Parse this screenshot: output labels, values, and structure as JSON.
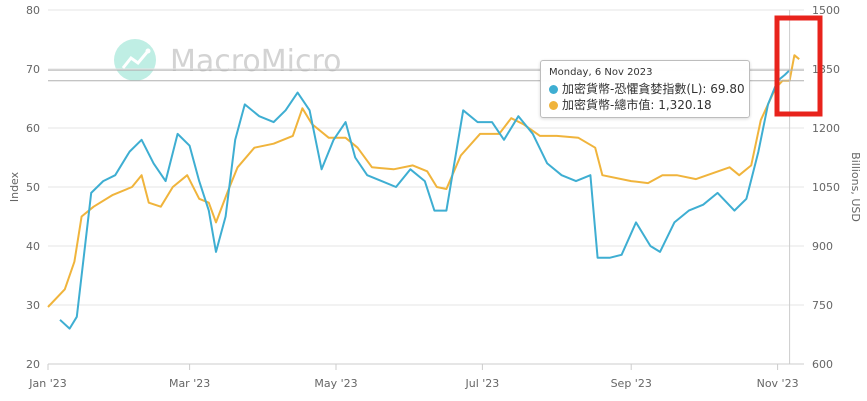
{
  "brand": {
    "watermark": "MacroMicro",
    "logo_icon": "macromicro-logo-icon"
  },
  "tooltip": {
    "date": "Monday, 6 Nov 2023",
    "rows": [
      {
        "label": "加密貨幣-恐懼貪婪指數(L)",
        "value": "69.80",
        "color": "#3eaed2"
      },
      {
        "label": "加密貨幣-總市值",
        "value": "1,320.18",
        "color": "#f0b43c"
      }
    ]
  },
  "highlight": {
    "color": "#e8231c",
    "target": "latest-values"
  },
  "chart_data": {
    "type": "line",
    "x_type": "date",
    "x_range": [
      "2023-01-01",
      "2023-11-12"
    ],
    "x_tick_labels": [
      "Jan '23",
      "Mar '23",
      "May '23",
      "Jul '23",
      "Sep '23",
      "Nov '23"
    ],
    "x_tick_dates": [
      "2023-01-01",
      "2023-03-01",
      "2023-05-01",
      "2023-07-01",
      "2023-09-01",
      "2023-11-01"
    ],
    "y_left": {
      "label": "Index",
      "ylim": [
        20,
        80
      ],
      "ticks": [
        "20",
        "30",
        "40",
        "50",
        "60",
        "70",
        "80"
      ]
    },
    "y_right": {
      "label": "Billions, USD",
      "ylim": [
        600,
        1500
      ],
      "ticks": [
        "600",
        "750",
        "900",
        "1050",
        "1200",
        "1350",
        "1500"
      ]
    },
    "grid": true,
    "crosshair_date": "2023-11-06",
    "series": [
      {
        "name": "加密貨幣-恐懼貪婪指數(L)",
        "axis": "left",
        "color": "#3eaed2",
        "points": [
          [
            "2023-01-06",
            27.5
          ],
          [
            "2023-01-10",
            26
          ],
          [
            "2023-01-13",
            28
          ],
          [
            "2023-01-19",
            49
          ],
          [
            "2023-01-24",
            51
          ],
          [
            "2023-01-29",
            52
          ],
          [
            "2023-02-04",
            56
          ],
          [
            "2023-02-09",
            58
          ],
          [
            "2023-02-14",
            54
          ],
          [
            "2023-02-19",
            51
          ],
          [
            "2023-02-24",
            59
          ],
          [
            "2023-03-01",
            57
          ],
          [
            "2023-03-05",
            51
          ],
          [
            "2023-03-09",
            46
          ],
          [
            "2023-03-12",
            39
          ],
          [
            "2023-03-16",
            45
          ],
          [
            "2023-03-20",
            58
          ],
          [
            "2023-03-24",
            64
          ],
          [
            "2023-03-30",
            62
          ],
          [
            "2023-04-05",
            61
          ],
          [
            "2023-04-10",
            63
          ],
          [
            "2023-04-15",
            66
          ],
          [
            "2023-04-20",
            63
          ],
          [
            "2023-04-25",
            53
          ],
          [
            "2023-04-30",
            58
          ],
          [
            "2023-05-05",
            61
          ],
          [
            "2023-05-09",
            55
          ],
          [
            "2023-05-14",
            52
          ],
          [
            "2023-05-20",
            51
          ],
          [
            "2023-05-26",
            50
          ],
          [
            "2023-06-01",
            53
          ],
          [
            "2023-06-07",
            51
          ],
          [
            "2023-06-11",
            46
          ],
          [
            "2023-06-16",
            46
          ],
          [
            "2023-06-23",
            63
          ],
          [
            "2023-06-29",
            61
          ],
          [
            "2023-07-05",
            61
          ],
          [
            "2023-07-10",
            58
          ],
          [
            "2023-07-16",
            62
          ],
          [
            "2023-07-22",
            59
          ],
          [
            "2023-07-28",
            54
          ],
          [
            "2023-08-03",
            52
          ],
          [
            "2023-08-09",
            51
          ],
          [
            "2023-08-15",
            52
          ],
          [
            "2023-08-18",
            38
          ],
          [
            "2023-08-23",
            38
          ],
          [
            "2023-08-28",
            38.5
          ],
          [
            "2023-09-03",
            44
          ],
          [
            "2023-09-09",
            40
          ],
          [
            "2023-09-13",
            39
          ],
          [
            "2023-09-19",
            44
          ],
          [
            "2023-09-25",
            46
          ],
          [
            "2023-10-01",
            47
          ],
          [
            "2023-10-07",
            49
          ],
          [
            "2023-10-14",
            46
          ],
          [
            "2023-10-19",
            48
          ],
          [
            "2023-10-24",
            56
          ],
          [
            "2023-10-28",
            64
          ],
          [
            "2023-11-01",
            68
          ],
          [
            "2023-11-04",
            69
          ],
          [
            "2023-11-06",
            69.8
          ]
        ]
      },
      {
        "name": "加密貨幣-總市值",
        "axis": "right",
        "color": "#f0b43c",
        "points": [
          [
            "2023-01-01",
            745
          ],
          [
            "2023-01-08",
            790
          ],
          [
            "2023-01-12",
            860
          ],
          [
            "2023-01-15",
            975
          ],
          [
            "2023-01-20",
            1000
          ],
          [
            "2023-01-28",
            1030
          ],
          [
            "2023-02-05",
            1050
          ],
          [
            "2023-02-09",
            1080
          ],
          [
            "2023-02-12",
            1010
          ],
          [
            "2023-02-17",
            1000
          ],
          [
            "2023-02-22",
            1050
          ],
          [
            "2023-02-28",
            1080
          ],
          [
            "2023-03-05",
            1020
          ],
          [
            "2023-03-09",
            1010
          ],
          [
            "2023-03-12",
            960
          ],
          [
            "2023-03-17",
            1040
          ],
          [
            "2023-03-21",
            1100
          ],
          [
            "2023-03-28",
            1150
          ],
          [
            "2023-04-05",
            1160
          ],
          [
            "2023-04-13",
            1180
          ],
          [
            "2023-04-17",
            1250
          ],
          [
            "2023-04-21",
            1210
          ],
          [
            "2023-04-28",
            1175
          ],
          [
            "2023-05-05",
            1175
          ],
          [
            "2023-05-10",
            1150
          ],
          [
            "2023-05-16",
            1100
          ],
          [
            "2023-05-25",
            1095
          ],
          [
            "2023-06-02",
            1105
          ],
          [
            "2023-06-08",
            1090
          ],
          [
            "2023-06-12",
            1050
          ],
          [
            "2023-06-16",
            1045
          ],
          [
            "2023-06-22",
            1130
          ],
          [
            "2023-06-30",
            1185
          ],
          [
            "2023-07-08",
            1185
          ],
          [
            "2023-07-13",
            1225
          ],
          [
            "2023-07-18",
            1210
          ],
          [
            "2023-07-25",
            1180
          ],
          [
            "2023-08-01",
            1180
          ],
          [
            "2023-08-10",
            1175
          ],
          [
            "2023-08-17",
            1150
          ],
          [
            "2023-08-20",
            1080
          ],
          [
            "2023-09-01",
            1065
          ],
          [
            "2023-09-08",
            1060
          ],
          [
            "2023-09-14",
            1080
          ],
          [
            "2023-09-20",
            1080
          ],
          [
            "2023-09-28",
            1070
          ],
          [
            "2023-10-05",
            1085
          ],
          [
            "2023-10-12",
            1100
          ],
          [
            "2023-10-16",
            1080
          ],
          [
            "2023-10-21",
            1105
          ],
          [
            "2023-10-25",
            1220
          ],
          [
            "2023-10-31",
            1300
          ],
          [
            "2023-11-03",
            1320
          ],
          [
            "2023-11-06",
            1320.18
          ],
          [
            "2023-11-08",
            1385
          ],
          [
            "2023-11-10",
            1375
          ]
        ]
      }
    ]
  }
}
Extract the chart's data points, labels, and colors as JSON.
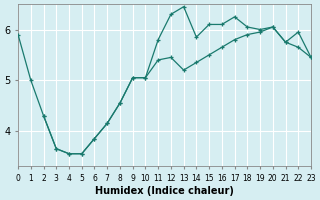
{
  "xlabel": "Humidex (Indice chaleur)",
  "ylabel": "",
  "background_color": "#d6eef2",
  "line_color": "#1a7a6e",
  "grid_color": "#ffffff",
  "xlim": [
    0,
    23
  ],
  "ylim": [
    3.3,
    6.5
  ],
  "yticks": [
    4,
    5,
    6
  ],
  "xticks": [
    0,
    1,
    2,
    3,
    4,
    5,
    6,
    7,
    8,
    9,
    10,
    11,
    12,
    13,
    14,
    15,
    16,
    17,
    18,
    19,
    20,
    21,
    22,
    23
  ],
  "curve1_x": [
    0,
    1,
    2,
    3,
    4,
    5,
    6,
    7,
    8,
    9,
    10,
    11,
    12,
    13,
    14,
    15,
    16,
    17,
    18,
    19,
    20,
    21,
    22,
    23
  ],
  "curve1_y": [
    5.9,
    5.0,
    4.3,
    3.65,
    3.55,
    3.55,
    3.85,
    4.15,
    4.55,
    5.05,
    5.05,
    5.8,
    6.3,
    6.45,
    5.85,
    6.1,
    6.1,
    6.25,
    6.05,
    6.0,
    6.05,
    5.75,
    5.95,
    5.45
  ],
  "curve2_x": [
    2,
    3,
    4,
    5,
    6,
    7,
    8,
    9,
    10,
    11,
    12,
    13,
    14,
    15,
    16,
    17,
    18,
    19,
    20,
    21,
    22,
    23
  ],
  "curve2_y": [
    4.3,
    3.65,
    3.55,
    3.55,
    3.85,
    4.15,
    4.55,
    5.05,
    5.05,
    5.4,
    5.45,
    5.2,
    5.35,
    5.5,
    5.65,
    5.8,
    5.9,
    5.95,
    6.05,
    5.75,
    5.65,
    5.45
  ]
}
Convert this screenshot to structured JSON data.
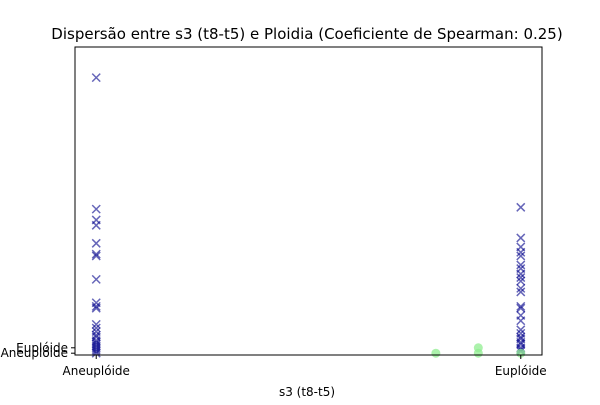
{
  "chart_data": {
    "type": "scatter",
    "title": "Dispersão entre s3 (t8-t5) e Ploidia (Coeficiente de Spearman: 0.25)",
    "xlabel": "s3 (t8-t5)",
    "ylabel": "",
    "x_tick_labels": [
      "Aneuplóide",
      "Euplóide"
    ],
    "y_tick_labels": [
      "Aneuplóide",
      "Euplóide"
    ],
    "xlim": [
      -0.05,
      1.05
    ],
    "ylim": [
      -0.1,
      17.0
    ],
    "grid": false,
    "legend": "none",
    "series": [
      {
        "marker": "x",
        "color": "#00008b",
        "points": [
          {
            "x": 0,
            "y": 15.3
          },
          {
            "x": 0,
            "y": 8.0
          },
          {
            "x": 0,
            "y": 7.4
          },
          {
            "x": 0,
            "y": 7.1
          },
          {
            "x": 0,
            "y": 6.1
          },
          {
            "x": 0,
            "y": 5.5
          },
          {
            "x": 0,
            "y": 5.4
          },
          {
            "x": 0,
            "y": 4.1
          },
          {
            "x": 0,
            "y": 2.8
          },
          {
            "x": 0,
            "y": 2.6
          },
          {
            "x": 0,
            "y": 2.5
          },
          {
            "x": 0,
            "y": 1.6
          },
          {
            "x": 0,
            "y": 1.4
          },
          {
            "x": 0,
            "y": 1.2
          },
          {
            "x": 0,
            "y": 1.0
          },
          {
            "x": 0,
            "y": 0.9
          },
          {
            "x": 0,
            "y": 0.7
          },
          {
            "x": 0,
            "y": 0.6
          },
          {
            "x": 0,
            "y": 0.5
          },
          {
            "x": 0,
            "y": 0.4
          },
          {
            "x": 0,
            "y": 0.3
          },
          {
            "x": 0,
            "y": 0.2
          },
          {
            "x": 0,
            "y": 0.1
          },
          {
            "x": 0,
            "y": 0.0
          },
          {
            "x": 1,
            "y": 8.1
          },
          {
            "x": 1,
            "y": 6.4
          },
          {
            "x": 1,
            "y": 5.9
          },
          {
            "x": 1,
            "y": 5.6
          },
          {
            "x": 1,
            "y": 5.4
          },
          {
            "x": 1,
            "y": 4.9
          },
          {
            "x": 1,
            "y": 4.7
          },
          {
            "x": 1,
            "y": 4.4
          },
          {
            "x": 1,
            "y": 4.2
          },
          {
            "x": 1,
            "y": 4.0
          },
          {
            "x": 1,
            "y": 3.6
          },
          {
            "x": 1,
            "y": 3.4
          },
          {
            "x": 1,
            "y": 2.6
          },
          {
            "x": 1,
            "y": 2.5
          },
          {
            "x": 1,
            "y": 2.1
          },
          {
            "x": 1,
            "y": 1.8
          },
          {
            "x": 1,
            "y": 1.3
          },
          {
            "x": 1,
            "y": 1.1
          },
          {
            "x": 1,
            "y": 0.9
          },
          {
            "x": 1,
            "y": 0.8
          },
          {
            "x": 1,
            "y": 0.6
          },
          {
            "x": 1,
            "y": 0.5
          },
          {
            "x": 1,
            "y": 0.3
          },
          {
            "x": 1,
            "y": 0.2
          },
          {
            "x": 1,
            "y": 0.1
          }
        ]
      },
      {
        "marker": "o",
        "color": "#90ee90",
        "points": [
          {
            "x": 0.8,
            "y": 0.0
          },
          {
            "x": 0.9,
            "y": 0.3
          },
          {
            "x": 0.9,
            "y": 0.0
          },
          {
            "x": 1.0,
            "y": 0.0
          }
        ]
      }
    ]
  }
}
********
Problem to work on: Give only the count of lines in which the string "JSON" appears.

Answer to this exercise: 3